__Directions__
Please reproduce every record, keeping each one exactly as written.
# Dataset excerpts start
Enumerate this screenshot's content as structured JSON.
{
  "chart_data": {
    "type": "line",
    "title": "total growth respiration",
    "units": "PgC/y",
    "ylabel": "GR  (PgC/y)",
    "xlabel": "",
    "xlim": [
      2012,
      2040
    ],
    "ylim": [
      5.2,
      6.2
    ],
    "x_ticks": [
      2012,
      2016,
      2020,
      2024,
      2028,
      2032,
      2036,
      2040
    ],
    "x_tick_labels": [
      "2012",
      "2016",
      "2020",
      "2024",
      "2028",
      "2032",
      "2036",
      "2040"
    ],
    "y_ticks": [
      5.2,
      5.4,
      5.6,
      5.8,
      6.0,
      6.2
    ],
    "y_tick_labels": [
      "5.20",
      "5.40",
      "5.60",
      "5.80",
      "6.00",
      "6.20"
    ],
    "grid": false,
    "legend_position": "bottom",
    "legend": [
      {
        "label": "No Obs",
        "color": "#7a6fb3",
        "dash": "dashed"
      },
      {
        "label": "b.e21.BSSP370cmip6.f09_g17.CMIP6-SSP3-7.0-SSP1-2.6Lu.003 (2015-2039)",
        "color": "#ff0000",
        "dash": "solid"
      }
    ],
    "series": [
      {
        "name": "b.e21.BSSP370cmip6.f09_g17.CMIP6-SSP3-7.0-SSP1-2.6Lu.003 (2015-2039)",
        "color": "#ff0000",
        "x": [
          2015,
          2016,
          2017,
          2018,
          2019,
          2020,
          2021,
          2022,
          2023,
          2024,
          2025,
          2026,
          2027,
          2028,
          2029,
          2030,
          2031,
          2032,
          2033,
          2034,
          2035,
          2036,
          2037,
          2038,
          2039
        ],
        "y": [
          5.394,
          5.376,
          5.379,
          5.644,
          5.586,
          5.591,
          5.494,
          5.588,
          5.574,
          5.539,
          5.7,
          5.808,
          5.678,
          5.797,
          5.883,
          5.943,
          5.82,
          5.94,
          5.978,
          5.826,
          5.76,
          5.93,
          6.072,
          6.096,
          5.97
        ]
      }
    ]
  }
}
# Dataset excerpts end
__Final result__
Enumerate this screenshot's content as structured JSON.
{
  "chart_data": {
    "type": "line",
    "title": "total growth respiration",
    "units": "PgC/y",
    "ylabel": "GR  (PgC/y)",
    "xlabel": "",
    "xlim": [
      2012,
      2040
    ],
    "ylim": [
      5.2,
      6.2
    ],
    "x_ticks": [
      2012,
      2016,
      2020,
      2024,
      2028,
      2032,
      2036,
      2040
    ],
    "x_tick_labels": [
      "2012",
      "2016",
      "2020",
      "2024",
      "2028",
      "2032",
      "2036",
      "2040"
    ],
    "y_ticks": [
      5.2,
      5.4,
      5.6,
      5.8,
      6.0,
      6.2
    ],
    "y_tick_labels": [
      "5.20",
      "5.40",
      "5.60",
      "5.80",
      "6.00",
      "6.20"
    ],
    "grid": false,
    "legend_position": "bottom",
    "legend": [
      {
        "label": "No Obs",
        "color": "#7a6fb3",
        "dash": "dashed"
      },
      {
        "label": "b.e21.BSSP370cmip6.f09_g17.CMIP6-SSP3-7.0-SSP1-2.6Lu.003 (2015-2039)",
        "color": "#ff0000",
        "dash": "solid"
      }
    ],
    "series": [
      {
        "name": "b.e21.BSSP370cmip6.f09_g17.CMIP6-SSP3-7.0-SSP1-2.6Lu.003 (2015-2039)",
        "color": "#ff0000",
        "x": [
          2015,
          2016,
          2017,
          2018,
          2019,
          2020,
          2021,
          2022,
          2023,
          2024,
          2025,
          2026,
          2027,
          2028,
          2029,
          2030,
          2031,
          2032,
          2033,
          2034,
          2035,
          2036,
          2037,
          2038,
          2039
        ],
        "y": [
          5.394,
          5.376,
          5.379,
          5.644,
          5.586,
          5.591,
          5.494,
          5.588,
          5.574,
          5.539,
          5.7,
          5.808,
          5.678,
          5.797,
          5.883,
          5.943,
          5.82,
          5.94,
          5.978,
          5.826,
          5.76,
          5.93,
          6.072,
          6.096,
          5.97
        ]
      }
    ]
  }
}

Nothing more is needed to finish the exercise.